* **Problem to work on**
Look through the entries below and report how many lines hold the string "Registrar". Only the number is wanted.

* **Recorded data**
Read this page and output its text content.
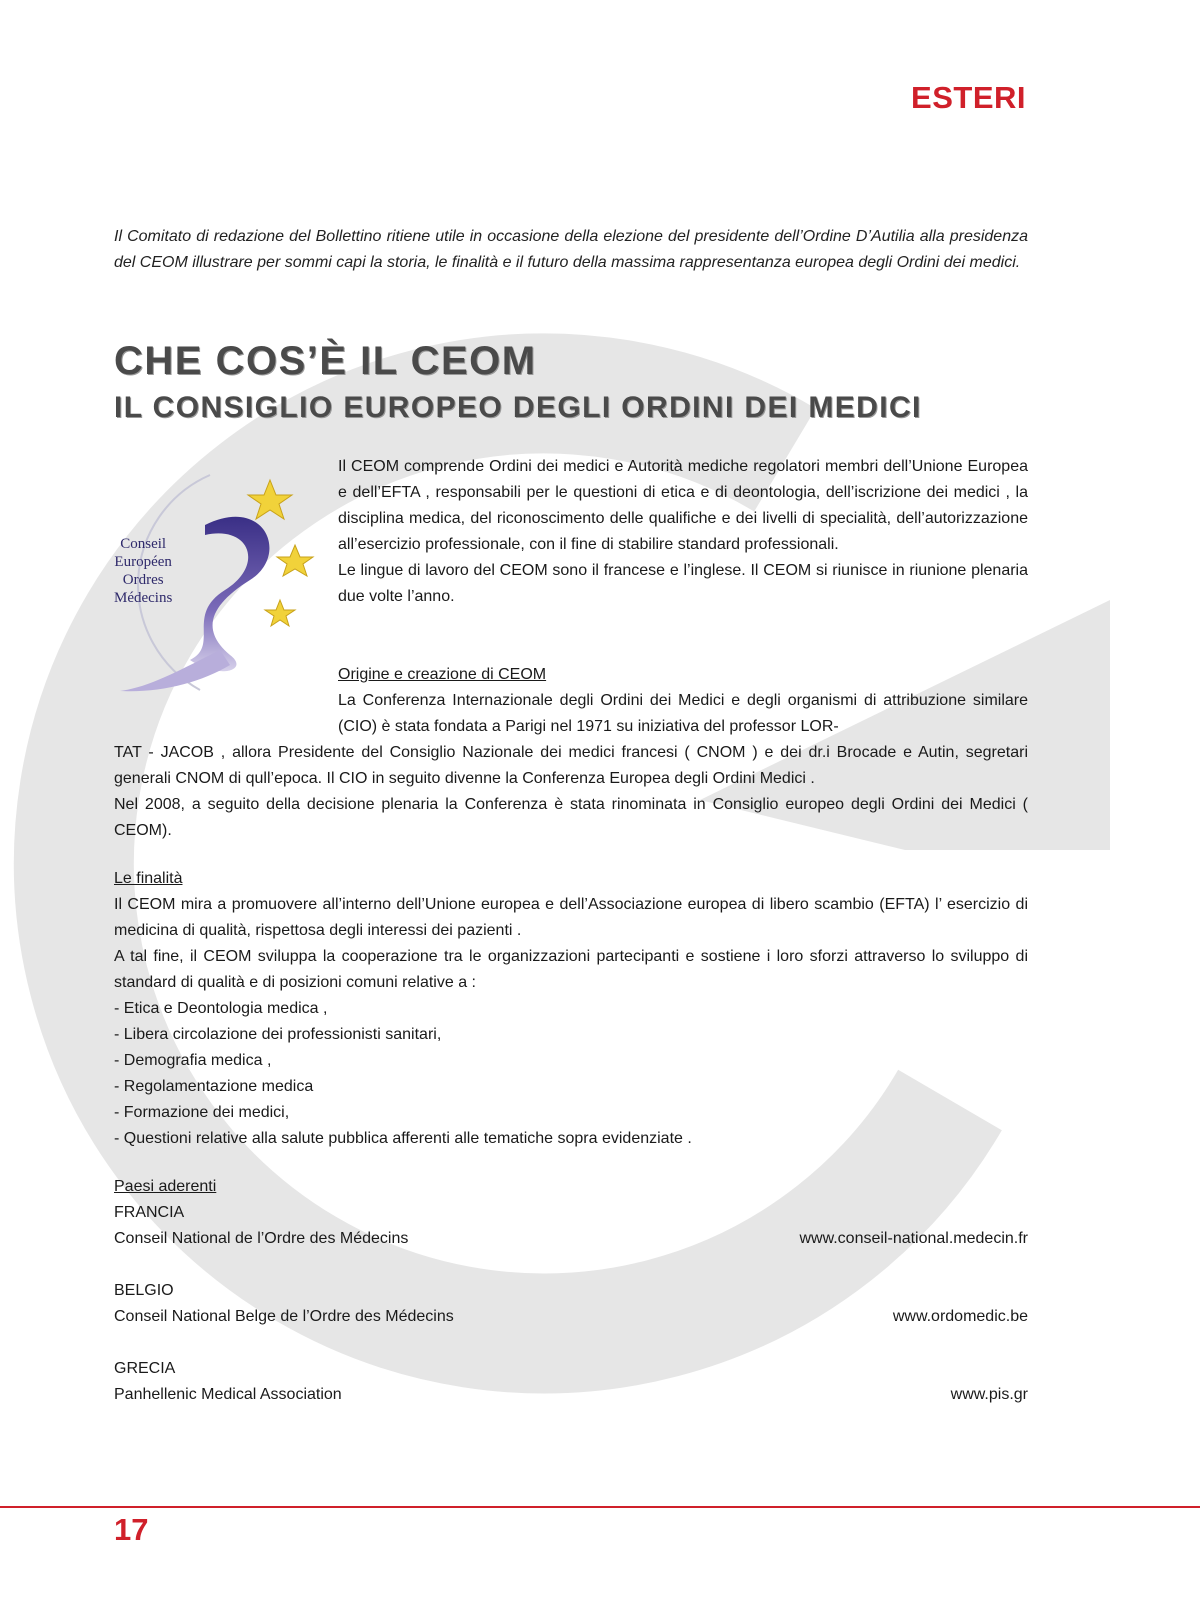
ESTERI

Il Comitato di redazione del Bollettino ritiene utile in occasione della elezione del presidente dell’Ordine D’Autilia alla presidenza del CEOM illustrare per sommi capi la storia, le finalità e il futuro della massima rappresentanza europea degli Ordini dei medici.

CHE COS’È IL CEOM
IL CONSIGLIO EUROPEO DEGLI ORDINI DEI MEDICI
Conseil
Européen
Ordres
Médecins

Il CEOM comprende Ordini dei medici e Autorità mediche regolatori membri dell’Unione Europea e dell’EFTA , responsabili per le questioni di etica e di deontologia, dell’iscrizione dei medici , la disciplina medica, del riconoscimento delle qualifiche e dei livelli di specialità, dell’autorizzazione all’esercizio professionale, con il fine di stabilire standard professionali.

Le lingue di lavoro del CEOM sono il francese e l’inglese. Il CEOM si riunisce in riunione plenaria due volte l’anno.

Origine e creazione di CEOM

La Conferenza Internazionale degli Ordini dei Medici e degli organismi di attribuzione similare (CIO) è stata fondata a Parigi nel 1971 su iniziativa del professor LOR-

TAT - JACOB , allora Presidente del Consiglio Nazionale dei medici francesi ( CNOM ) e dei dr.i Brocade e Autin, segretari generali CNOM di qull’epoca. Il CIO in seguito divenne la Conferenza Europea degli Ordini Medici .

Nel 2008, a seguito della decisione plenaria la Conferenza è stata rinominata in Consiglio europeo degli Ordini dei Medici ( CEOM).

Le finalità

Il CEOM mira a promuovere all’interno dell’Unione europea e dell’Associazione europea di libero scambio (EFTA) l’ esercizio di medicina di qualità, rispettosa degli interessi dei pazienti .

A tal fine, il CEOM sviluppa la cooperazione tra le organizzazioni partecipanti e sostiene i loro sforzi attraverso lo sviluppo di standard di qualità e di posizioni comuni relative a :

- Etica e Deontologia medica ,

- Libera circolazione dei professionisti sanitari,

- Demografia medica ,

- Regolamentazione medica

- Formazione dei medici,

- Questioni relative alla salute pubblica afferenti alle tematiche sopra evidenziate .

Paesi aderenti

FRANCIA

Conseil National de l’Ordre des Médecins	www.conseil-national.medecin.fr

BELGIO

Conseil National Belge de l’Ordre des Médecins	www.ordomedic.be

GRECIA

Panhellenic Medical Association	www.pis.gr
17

---

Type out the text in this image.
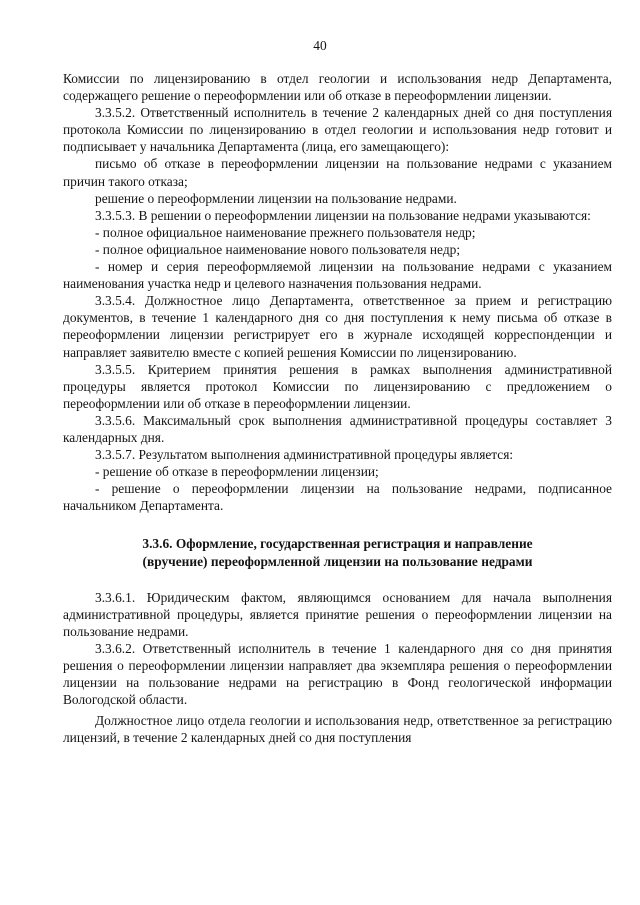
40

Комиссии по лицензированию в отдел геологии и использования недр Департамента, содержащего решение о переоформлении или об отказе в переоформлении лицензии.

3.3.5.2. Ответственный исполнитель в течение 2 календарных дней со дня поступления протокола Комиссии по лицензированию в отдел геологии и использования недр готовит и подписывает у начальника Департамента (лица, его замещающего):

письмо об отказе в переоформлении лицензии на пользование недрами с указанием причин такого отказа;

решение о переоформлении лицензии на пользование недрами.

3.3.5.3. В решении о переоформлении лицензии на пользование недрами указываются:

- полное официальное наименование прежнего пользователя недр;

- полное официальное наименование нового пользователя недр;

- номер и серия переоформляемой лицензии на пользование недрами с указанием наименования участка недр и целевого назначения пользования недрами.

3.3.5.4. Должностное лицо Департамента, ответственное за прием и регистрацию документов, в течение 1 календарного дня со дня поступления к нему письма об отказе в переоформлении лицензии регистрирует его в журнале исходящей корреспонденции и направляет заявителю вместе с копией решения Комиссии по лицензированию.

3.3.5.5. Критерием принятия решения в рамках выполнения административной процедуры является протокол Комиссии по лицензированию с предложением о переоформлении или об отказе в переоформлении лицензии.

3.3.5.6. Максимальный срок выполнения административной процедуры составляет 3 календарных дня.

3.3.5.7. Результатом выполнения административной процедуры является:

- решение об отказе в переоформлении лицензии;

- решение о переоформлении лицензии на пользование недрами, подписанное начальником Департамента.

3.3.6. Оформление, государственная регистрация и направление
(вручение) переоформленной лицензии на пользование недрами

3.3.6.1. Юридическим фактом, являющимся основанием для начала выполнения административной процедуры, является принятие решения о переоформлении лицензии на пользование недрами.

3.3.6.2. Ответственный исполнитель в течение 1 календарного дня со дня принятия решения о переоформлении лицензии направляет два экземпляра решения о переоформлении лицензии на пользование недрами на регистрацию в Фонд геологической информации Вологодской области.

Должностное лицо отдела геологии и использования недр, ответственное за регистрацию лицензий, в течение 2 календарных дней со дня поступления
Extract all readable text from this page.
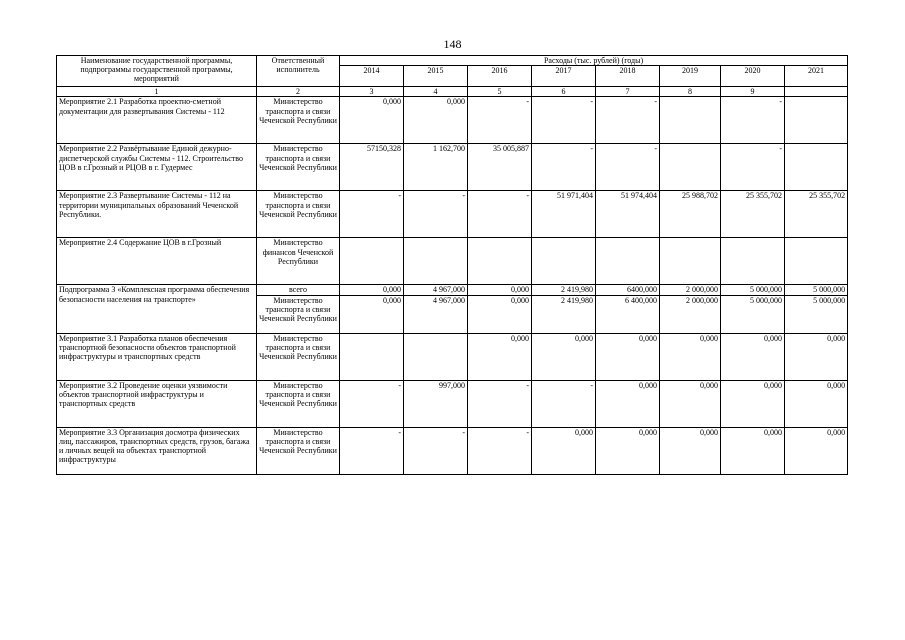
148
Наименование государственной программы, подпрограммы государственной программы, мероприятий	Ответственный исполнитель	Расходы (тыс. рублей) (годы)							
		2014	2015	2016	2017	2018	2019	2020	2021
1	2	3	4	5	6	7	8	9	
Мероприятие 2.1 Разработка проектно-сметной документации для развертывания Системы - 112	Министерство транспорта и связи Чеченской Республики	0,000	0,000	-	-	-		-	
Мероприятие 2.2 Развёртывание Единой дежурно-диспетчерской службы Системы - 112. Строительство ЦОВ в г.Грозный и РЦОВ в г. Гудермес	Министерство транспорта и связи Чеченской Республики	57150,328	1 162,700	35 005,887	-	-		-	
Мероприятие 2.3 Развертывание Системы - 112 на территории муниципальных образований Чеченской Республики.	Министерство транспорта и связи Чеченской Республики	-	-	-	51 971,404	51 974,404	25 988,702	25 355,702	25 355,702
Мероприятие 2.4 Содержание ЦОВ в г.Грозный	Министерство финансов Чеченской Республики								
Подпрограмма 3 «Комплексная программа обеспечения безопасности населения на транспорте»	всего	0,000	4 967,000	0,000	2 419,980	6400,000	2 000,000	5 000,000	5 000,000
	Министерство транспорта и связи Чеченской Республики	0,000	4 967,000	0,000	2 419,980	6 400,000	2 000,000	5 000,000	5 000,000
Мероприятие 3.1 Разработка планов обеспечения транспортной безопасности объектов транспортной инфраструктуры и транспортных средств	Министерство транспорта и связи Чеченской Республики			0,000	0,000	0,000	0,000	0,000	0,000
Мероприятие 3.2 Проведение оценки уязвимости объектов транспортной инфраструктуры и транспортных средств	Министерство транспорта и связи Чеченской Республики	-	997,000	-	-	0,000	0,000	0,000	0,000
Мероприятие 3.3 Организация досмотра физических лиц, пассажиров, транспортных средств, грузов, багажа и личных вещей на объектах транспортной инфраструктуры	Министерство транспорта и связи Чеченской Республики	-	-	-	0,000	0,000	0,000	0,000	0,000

...

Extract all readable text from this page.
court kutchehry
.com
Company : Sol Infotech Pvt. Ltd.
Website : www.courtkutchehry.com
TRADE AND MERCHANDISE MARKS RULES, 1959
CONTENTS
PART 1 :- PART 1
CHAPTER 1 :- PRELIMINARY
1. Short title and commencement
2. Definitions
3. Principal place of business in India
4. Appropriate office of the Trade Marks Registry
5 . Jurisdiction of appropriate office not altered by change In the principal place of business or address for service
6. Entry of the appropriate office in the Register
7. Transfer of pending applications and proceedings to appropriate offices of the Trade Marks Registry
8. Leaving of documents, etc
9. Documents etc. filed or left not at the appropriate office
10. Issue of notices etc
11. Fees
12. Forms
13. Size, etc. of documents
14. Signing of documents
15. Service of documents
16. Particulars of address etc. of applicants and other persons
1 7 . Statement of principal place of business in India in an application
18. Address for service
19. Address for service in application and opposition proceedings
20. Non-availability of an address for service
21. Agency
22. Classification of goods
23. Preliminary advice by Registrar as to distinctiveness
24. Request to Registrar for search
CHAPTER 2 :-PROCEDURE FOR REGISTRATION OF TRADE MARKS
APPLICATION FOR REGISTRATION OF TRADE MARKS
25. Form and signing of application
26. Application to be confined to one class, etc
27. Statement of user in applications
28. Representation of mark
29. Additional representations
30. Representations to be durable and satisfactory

* **Task solution**
2